**Exercise instructions**
Copy out each line of the material below that holds the string "heading".

**Excerpted records**
● ● ● ● ●
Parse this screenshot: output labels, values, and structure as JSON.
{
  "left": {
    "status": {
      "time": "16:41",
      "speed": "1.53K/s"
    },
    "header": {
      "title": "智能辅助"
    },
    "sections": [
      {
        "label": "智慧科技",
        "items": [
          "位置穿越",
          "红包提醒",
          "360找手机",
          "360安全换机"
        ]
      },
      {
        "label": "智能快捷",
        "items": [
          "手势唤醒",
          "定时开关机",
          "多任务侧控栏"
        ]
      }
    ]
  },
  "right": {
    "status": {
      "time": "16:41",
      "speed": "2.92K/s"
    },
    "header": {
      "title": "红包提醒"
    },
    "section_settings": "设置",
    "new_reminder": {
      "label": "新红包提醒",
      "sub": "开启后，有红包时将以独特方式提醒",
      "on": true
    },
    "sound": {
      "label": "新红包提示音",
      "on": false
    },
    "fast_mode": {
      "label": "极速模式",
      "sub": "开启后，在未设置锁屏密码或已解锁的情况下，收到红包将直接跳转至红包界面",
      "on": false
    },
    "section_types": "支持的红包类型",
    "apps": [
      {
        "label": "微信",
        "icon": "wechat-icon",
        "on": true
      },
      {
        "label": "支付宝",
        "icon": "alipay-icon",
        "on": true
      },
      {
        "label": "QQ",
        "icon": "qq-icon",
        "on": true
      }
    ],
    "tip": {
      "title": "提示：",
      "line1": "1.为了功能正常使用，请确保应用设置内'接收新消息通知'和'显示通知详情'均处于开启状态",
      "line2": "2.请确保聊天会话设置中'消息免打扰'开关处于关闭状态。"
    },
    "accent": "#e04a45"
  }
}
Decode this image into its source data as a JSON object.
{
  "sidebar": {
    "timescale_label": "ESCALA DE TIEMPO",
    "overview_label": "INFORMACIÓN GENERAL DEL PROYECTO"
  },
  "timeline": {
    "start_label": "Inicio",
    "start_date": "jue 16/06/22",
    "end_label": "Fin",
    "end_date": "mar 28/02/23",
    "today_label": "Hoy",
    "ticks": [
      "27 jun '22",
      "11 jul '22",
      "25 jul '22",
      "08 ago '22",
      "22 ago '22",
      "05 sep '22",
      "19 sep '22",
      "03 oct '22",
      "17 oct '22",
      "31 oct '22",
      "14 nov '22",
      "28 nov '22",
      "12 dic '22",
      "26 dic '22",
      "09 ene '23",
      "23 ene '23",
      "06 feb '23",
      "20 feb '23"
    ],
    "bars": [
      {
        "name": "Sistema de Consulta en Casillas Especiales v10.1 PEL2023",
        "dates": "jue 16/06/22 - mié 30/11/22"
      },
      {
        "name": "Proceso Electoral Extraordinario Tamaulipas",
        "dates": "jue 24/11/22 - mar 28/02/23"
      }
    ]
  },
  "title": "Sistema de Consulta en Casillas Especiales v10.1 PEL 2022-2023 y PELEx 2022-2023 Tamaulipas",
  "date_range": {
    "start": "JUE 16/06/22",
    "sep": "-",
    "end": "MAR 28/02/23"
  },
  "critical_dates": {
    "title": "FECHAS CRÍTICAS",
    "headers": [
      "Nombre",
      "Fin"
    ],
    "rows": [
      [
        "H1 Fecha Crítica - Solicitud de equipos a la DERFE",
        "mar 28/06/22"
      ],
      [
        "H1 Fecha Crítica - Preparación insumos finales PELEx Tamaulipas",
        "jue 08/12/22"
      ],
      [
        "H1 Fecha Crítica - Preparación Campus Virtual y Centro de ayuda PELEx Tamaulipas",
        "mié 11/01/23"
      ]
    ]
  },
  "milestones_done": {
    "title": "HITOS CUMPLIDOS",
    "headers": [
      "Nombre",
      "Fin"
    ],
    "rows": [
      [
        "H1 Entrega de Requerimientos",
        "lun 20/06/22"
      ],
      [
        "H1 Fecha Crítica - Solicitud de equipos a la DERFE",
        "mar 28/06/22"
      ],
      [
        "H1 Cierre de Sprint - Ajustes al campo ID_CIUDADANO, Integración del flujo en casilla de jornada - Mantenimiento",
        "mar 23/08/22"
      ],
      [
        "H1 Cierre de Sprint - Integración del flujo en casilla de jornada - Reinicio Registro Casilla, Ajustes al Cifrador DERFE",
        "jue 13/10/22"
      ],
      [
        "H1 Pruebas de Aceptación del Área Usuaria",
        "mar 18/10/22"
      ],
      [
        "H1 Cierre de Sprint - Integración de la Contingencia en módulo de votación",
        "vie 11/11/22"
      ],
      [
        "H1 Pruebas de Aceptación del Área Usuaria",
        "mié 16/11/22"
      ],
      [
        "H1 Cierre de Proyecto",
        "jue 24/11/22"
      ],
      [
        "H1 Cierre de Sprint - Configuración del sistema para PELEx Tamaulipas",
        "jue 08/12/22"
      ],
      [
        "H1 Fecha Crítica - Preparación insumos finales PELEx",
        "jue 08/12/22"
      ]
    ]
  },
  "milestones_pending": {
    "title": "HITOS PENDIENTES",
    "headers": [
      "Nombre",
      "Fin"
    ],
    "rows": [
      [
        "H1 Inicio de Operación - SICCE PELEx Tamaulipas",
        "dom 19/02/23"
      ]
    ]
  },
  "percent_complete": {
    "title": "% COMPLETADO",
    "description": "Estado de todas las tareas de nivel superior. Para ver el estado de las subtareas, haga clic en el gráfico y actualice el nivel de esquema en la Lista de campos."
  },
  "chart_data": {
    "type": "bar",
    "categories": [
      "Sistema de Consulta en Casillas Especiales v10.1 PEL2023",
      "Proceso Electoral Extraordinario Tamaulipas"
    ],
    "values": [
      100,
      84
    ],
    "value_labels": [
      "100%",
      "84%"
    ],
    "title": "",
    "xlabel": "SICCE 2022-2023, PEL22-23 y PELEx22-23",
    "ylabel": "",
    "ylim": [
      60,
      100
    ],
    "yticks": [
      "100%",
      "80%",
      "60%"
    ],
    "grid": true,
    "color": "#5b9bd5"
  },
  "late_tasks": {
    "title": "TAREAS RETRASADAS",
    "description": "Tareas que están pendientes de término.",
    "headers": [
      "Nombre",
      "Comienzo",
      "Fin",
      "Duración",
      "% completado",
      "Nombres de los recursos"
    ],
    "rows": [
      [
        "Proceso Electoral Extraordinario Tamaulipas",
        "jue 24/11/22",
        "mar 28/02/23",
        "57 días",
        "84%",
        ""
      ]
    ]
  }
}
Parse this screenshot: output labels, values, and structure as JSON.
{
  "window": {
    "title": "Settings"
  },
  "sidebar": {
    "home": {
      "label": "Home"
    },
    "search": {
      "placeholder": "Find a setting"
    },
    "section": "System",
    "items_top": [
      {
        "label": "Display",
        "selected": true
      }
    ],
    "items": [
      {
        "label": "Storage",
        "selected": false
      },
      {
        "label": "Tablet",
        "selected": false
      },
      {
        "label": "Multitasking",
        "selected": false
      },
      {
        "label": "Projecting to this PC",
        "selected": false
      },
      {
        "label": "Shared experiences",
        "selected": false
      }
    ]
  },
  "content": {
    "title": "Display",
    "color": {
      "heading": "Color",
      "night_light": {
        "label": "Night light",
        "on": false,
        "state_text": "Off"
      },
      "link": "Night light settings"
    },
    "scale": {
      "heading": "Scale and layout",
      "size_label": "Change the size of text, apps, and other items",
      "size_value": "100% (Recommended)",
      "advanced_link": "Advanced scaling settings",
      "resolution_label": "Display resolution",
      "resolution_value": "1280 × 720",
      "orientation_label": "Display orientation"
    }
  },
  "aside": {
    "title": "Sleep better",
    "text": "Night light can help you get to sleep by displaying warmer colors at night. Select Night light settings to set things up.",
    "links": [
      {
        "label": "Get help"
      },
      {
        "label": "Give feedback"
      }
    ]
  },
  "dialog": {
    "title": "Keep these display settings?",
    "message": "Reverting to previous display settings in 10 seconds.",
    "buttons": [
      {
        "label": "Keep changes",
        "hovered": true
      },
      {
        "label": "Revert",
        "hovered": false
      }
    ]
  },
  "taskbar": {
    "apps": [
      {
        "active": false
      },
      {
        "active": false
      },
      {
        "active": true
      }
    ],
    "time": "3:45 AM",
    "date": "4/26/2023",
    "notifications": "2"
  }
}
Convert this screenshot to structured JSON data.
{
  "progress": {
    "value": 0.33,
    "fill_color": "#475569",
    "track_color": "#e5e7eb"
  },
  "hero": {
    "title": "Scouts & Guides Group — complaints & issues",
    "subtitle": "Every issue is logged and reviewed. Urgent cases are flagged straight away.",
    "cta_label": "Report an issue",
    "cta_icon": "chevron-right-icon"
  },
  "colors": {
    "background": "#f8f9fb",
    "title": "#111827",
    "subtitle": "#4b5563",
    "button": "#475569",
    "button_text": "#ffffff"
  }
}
● ● ● ● ●
**Task solution**
      "heading": "Color",
      "heading": "Scale and layout",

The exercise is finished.